● Stated problem: Count the lines below that contain the word "Retail" and give only that number.

● Material supplied:
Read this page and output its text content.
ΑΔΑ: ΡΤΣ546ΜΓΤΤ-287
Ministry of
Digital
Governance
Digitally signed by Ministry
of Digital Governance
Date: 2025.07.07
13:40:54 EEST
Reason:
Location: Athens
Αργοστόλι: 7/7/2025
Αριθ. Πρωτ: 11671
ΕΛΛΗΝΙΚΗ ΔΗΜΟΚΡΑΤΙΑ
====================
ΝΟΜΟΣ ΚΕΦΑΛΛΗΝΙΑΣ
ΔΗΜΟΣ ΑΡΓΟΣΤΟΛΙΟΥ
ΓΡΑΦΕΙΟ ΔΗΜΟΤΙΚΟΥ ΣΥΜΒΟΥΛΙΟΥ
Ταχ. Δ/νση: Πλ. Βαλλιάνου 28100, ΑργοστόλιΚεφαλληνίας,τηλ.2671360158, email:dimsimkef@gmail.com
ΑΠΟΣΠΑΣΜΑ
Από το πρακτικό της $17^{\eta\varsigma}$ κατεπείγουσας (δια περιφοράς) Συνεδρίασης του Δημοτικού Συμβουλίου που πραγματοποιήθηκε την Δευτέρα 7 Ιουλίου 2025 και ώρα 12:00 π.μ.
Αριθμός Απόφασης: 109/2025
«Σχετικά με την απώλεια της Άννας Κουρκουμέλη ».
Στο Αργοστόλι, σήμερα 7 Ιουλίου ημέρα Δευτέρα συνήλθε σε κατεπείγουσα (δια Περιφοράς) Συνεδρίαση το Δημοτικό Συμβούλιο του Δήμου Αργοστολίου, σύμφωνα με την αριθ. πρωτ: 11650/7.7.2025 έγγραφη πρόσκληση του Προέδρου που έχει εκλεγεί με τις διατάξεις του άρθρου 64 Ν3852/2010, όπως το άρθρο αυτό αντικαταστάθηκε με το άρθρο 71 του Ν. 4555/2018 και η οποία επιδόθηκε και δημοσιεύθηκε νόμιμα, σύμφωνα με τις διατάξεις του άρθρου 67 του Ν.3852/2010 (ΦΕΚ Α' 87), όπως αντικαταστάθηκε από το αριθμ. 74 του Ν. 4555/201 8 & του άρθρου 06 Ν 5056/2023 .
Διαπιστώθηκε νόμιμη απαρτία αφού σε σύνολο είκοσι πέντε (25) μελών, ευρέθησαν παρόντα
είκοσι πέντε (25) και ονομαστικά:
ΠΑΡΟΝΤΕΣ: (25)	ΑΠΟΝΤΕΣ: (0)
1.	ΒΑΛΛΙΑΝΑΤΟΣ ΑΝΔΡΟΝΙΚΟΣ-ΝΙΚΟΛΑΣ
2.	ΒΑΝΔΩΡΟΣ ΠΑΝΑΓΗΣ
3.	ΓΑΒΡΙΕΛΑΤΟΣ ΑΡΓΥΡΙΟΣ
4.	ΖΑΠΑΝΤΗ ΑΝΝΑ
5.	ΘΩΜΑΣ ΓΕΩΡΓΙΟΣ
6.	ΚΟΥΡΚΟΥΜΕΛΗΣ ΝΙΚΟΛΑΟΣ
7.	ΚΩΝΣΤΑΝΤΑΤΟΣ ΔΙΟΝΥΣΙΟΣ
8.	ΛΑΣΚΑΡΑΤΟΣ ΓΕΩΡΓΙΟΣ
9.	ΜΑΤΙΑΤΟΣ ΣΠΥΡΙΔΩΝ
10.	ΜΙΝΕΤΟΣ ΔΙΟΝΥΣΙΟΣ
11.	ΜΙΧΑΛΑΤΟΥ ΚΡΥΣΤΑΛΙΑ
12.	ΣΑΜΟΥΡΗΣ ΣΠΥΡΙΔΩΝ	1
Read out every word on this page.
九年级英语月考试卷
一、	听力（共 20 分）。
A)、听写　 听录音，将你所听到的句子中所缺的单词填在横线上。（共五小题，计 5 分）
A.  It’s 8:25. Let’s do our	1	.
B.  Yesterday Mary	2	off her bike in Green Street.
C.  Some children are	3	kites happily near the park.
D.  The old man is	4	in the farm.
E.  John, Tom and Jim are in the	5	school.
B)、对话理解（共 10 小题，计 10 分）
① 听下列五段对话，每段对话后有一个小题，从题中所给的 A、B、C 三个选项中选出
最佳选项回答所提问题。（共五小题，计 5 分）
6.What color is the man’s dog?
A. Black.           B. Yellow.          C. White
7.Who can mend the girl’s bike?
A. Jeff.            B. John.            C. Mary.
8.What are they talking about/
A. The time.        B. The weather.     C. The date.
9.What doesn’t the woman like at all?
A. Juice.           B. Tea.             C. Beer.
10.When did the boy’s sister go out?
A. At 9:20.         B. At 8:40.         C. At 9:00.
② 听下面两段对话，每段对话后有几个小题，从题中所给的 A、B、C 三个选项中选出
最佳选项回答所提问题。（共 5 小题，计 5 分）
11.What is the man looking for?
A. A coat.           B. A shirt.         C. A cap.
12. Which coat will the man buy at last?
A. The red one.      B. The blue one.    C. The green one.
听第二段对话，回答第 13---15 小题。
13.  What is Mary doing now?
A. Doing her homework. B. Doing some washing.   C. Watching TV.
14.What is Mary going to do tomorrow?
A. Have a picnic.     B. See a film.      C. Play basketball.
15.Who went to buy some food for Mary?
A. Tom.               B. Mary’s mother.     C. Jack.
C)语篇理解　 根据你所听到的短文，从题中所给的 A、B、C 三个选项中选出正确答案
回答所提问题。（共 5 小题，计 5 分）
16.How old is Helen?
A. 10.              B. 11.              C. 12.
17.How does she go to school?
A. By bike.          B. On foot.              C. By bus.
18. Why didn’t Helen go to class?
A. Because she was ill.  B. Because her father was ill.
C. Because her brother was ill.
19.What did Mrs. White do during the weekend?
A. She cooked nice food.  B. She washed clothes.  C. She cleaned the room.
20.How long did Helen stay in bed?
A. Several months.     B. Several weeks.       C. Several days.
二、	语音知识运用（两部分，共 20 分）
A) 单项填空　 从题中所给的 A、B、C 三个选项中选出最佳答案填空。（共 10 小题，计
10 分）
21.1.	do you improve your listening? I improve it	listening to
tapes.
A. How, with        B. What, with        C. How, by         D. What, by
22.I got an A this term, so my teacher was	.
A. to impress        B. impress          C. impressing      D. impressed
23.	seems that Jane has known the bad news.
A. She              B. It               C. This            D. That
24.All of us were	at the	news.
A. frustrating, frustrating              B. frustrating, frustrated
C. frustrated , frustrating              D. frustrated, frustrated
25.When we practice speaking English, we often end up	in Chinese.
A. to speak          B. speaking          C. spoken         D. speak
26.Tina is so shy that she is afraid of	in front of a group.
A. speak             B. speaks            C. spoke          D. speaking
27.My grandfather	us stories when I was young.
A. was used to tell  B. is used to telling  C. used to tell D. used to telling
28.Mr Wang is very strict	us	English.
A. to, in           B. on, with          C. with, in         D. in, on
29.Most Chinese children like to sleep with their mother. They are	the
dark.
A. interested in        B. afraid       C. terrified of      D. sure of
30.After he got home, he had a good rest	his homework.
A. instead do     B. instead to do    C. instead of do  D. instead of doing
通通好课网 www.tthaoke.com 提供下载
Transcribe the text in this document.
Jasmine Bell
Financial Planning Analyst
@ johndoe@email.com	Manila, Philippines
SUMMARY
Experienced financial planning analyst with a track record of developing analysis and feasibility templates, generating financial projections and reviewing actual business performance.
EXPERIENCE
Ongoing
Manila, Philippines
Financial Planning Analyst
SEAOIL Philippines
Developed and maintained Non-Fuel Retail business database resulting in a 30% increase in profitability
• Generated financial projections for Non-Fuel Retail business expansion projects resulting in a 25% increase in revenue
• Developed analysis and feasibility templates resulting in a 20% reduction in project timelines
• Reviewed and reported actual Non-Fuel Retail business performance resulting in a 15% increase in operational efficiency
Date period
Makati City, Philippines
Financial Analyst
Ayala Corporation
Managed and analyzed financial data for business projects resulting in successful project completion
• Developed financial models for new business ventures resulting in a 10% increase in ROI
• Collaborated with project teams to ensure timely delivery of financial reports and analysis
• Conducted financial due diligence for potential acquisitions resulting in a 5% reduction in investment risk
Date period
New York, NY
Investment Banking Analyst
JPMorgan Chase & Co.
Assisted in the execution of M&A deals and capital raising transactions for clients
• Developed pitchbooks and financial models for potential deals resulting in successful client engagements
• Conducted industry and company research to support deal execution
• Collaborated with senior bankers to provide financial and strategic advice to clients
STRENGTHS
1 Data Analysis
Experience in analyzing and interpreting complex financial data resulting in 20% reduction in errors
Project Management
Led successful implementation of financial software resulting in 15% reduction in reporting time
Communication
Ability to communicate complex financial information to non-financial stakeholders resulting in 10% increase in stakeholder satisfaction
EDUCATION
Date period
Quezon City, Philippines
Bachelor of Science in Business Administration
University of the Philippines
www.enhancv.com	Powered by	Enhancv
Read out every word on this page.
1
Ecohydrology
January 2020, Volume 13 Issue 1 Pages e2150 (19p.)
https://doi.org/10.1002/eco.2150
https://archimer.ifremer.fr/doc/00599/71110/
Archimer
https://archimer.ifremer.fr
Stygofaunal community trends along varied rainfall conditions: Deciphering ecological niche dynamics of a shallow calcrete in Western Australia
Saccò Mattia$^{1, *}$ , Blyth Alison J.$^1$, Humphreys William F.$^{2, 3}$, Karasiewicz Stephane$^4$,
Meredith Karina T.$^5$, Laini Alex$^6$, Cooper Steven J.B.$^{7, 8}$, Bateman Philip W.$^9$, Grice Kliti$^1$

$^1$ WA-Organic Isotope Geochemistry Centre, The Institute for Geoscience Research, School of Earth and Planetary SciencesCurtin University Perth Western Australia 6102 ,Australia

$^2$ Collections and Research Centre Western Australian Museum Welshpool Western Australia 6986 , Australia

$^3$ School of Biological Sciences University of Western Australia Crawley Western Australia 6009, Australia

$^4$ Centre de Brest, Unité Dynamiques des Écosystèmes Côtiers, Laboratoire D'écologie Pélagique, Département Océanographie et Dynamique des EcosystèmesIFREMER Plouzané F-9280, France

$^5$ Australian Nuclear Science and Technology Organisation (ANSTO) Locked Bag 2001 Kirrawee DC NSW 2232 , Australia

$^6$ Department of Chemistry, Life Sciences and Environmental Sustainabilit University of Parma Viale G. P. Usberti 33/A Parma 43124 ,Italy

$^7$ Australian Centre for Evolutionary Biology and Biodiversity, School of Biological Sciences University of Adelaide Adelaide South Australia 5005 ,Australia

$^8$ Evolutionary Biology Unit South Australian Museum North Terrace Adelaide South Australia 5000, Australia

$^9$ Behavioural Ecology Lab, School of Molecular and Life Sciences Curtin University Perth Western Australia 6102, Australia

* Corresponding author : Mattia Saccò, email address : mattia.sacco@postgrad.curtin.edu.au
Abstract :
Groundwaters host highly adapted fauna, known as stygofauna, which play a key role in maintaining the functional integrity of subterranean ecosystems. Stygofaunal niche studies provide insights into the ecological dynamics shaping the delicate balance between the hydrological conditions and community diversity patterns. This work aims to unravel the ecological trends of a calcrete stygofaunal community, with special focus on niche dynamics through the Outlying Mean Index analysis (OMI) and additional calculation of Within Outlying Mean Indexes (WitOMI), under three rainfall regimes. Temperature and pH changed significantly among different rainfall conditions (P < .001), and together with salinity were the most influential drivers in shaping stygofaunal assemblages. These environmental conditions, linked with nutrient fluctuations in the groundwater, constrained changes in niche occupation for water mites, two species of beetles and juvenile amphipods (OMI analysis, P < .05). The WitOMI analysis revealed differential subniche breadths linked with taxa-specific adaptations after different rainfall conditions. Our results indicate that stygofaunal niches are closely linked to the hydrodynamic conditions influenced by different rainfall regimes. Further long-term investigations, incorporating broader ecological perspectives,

● Exercise answer: 3